Activity: Whenever a line of the records below contains the word "oder", copy that line.

Exercise data:
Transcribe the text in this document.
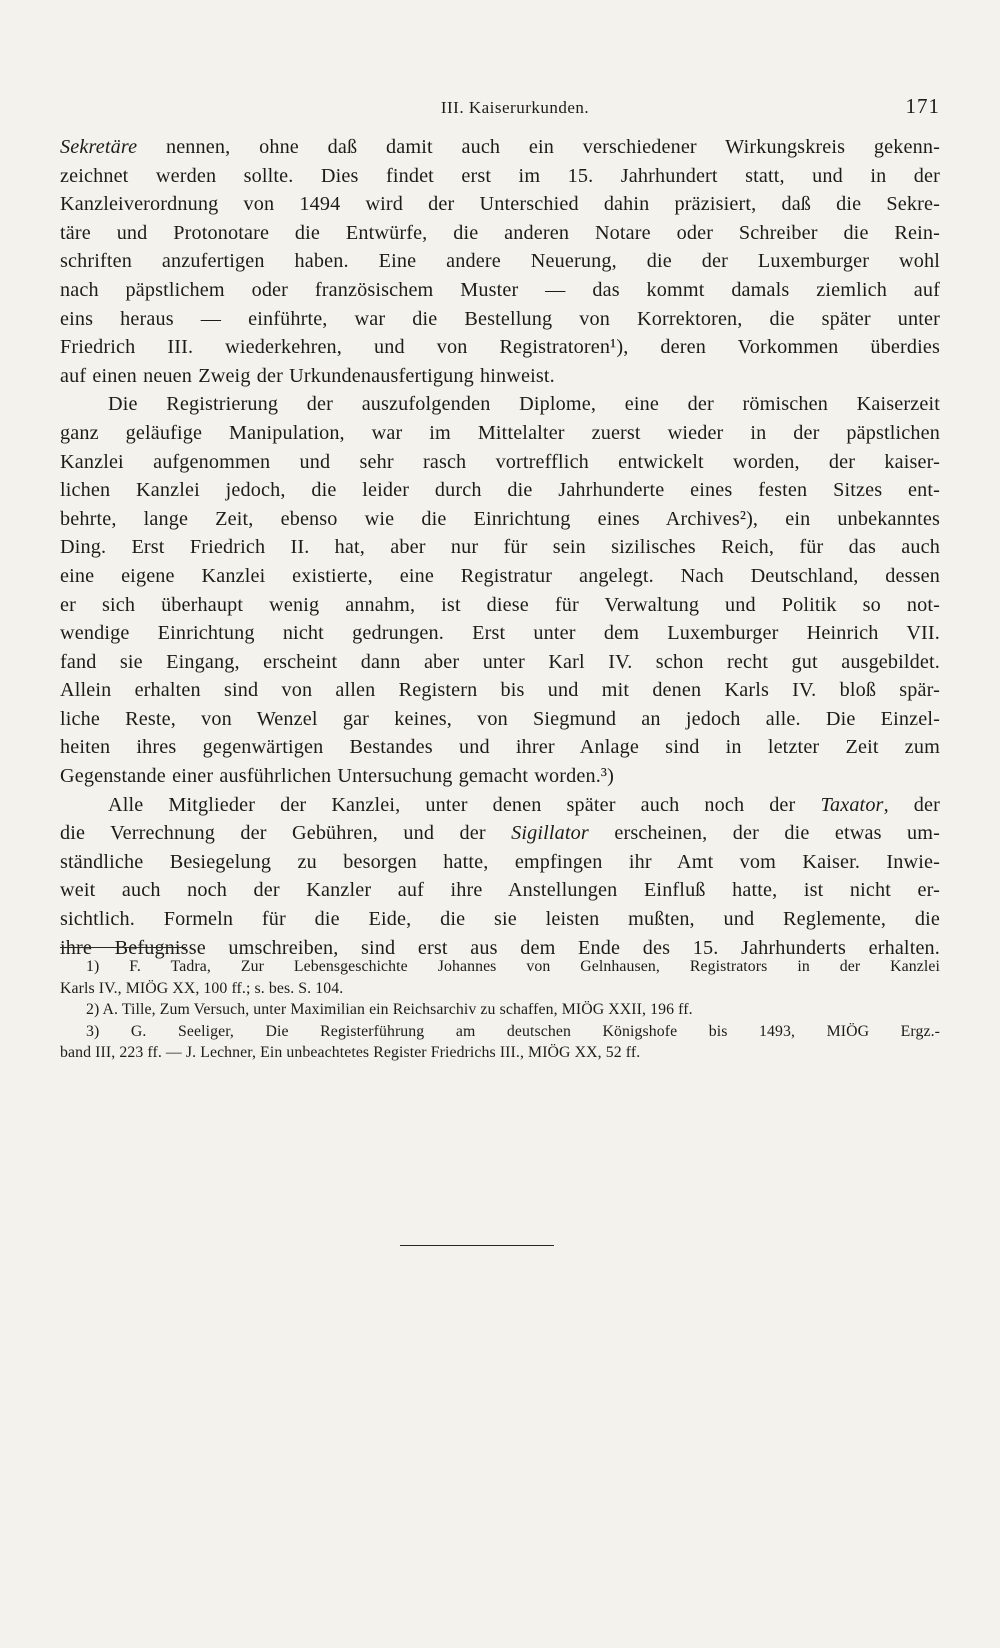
III. Kaiserurkunden.	171
Sekretäre nennen, ohne daß damit auch ein verschiedener Wirkungskreis gekenn-
zeichnet werden sollte. Dies findet erst im 15. Jahrhundert statt, und in der
Kanzleiverordnung von 1494 wird der Unterschied dahin präzisiert, daß die Sekre-
täre und Protonotare die Entwürfe, die anderen Notare oder Schreiber die Rein-
schriften anzufertigen haben. Eine andere Neuerung, die der Luxemburger wohl
nach päpstlichem oder französischem Muster — das kommt damals ziemlich auf
eins heraus — einführte, war die Bestellung von Korrektoren, die später unter
Friedrich III. wiederkehren, und von Registratoren¹), deren Vorkommen überdies
auf einen neuen Zweig der Urkundenausfertigung hinweist.
Die Registrierung der auszufolgenden Diplome, eine der römischen Kaiserzeit
ganz geläufige Manipulation, war im Mittelalter zuerst wieder in der päpstlichen
Kanzlei aufgenommen und sehr rasch vortrefflich entwickelt worden, der kaiser-
lichen Kanzlei jedoch, die leider durch die Jahrhunderte eines festen Sitzes ent-
behrte, lange Zeit, ebenso wie die Einrichtung eines Archives²), ein unbekanntes
Ding. Erst Friedrich II. hat, aber nur für sein sizilisches Reich, für das auch
eine eigene Kanzlei existierte, eine Registratur angelegt. Nach Deutschland, dessen
er sich überhaupt wenig annahm, ist diese für Verwaltung und Politik so not-
wendige Einrichtung nicht gedrungen. Erst unter dem Luxemburger Heinrich VII.
fand sie Eingang, erscheint dann aber unter Karl IV. schon recht gut ausgebildet.
Allein erhalten sind von allen Registern bis und mit denen Karls IV. bloß spär-
liche Reste, von Wenzel gar keines, von Siegmund an jedoch alle. Die Einzel-
heiten ihres gegenwärtigen Bestandes und ihrer Anlage sind in letzter Zeit zum
Gegenstande einer ausführlichen Untersuchung gemacht worden.³)
Alle Mitglieder der Kanzlei, unter denen später auch noch der Taxator, der
die Verrechnung der Gebühren, und der Sigillator erscheinen, der die etwas um-
ständliche Besiegelung zu besorgen hatte, empfingen ihr Amt vom Kaiser. Inwie-
weit auch noch der Kanzler auf ihre Anstellungen Einfluß hatte, ist nicht er-
sichtlich. Formeln für die Eide, die sie leisten mußten, und Reglemente, die
ihre Befugnisse umschreiben, sind erst aus dem Ende des 15. Jahrhunderts erhalten.
1) F. Tadra, Zur Lebensgeschichte Johannes von Gelnhausen, Registrators in der Kanzlei
Karls IV., MIÖG XX, 100 ff.; s. bes. S. 104.
2) A. Tille, Zum Versuch, unter Maximilian ein Reichsarchiv zu schaffen, MIÖG XXII, 196 ff.
3) G. Seeliger, Die Registerführung am deutschen Königshofe bis 1493, MIÖG Ergz.-
band III, 223 ff. — J. Lechner, Ein unbeachtetes Register Friedrichs III., MIÖG XX, 52 ff.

Response below:
täre und Protonotare die Entwürfe, die anderen Notare oder Schreiber die Rein-
nach päpstlichem oder französischem Muster — das kommt damals ziemlich auf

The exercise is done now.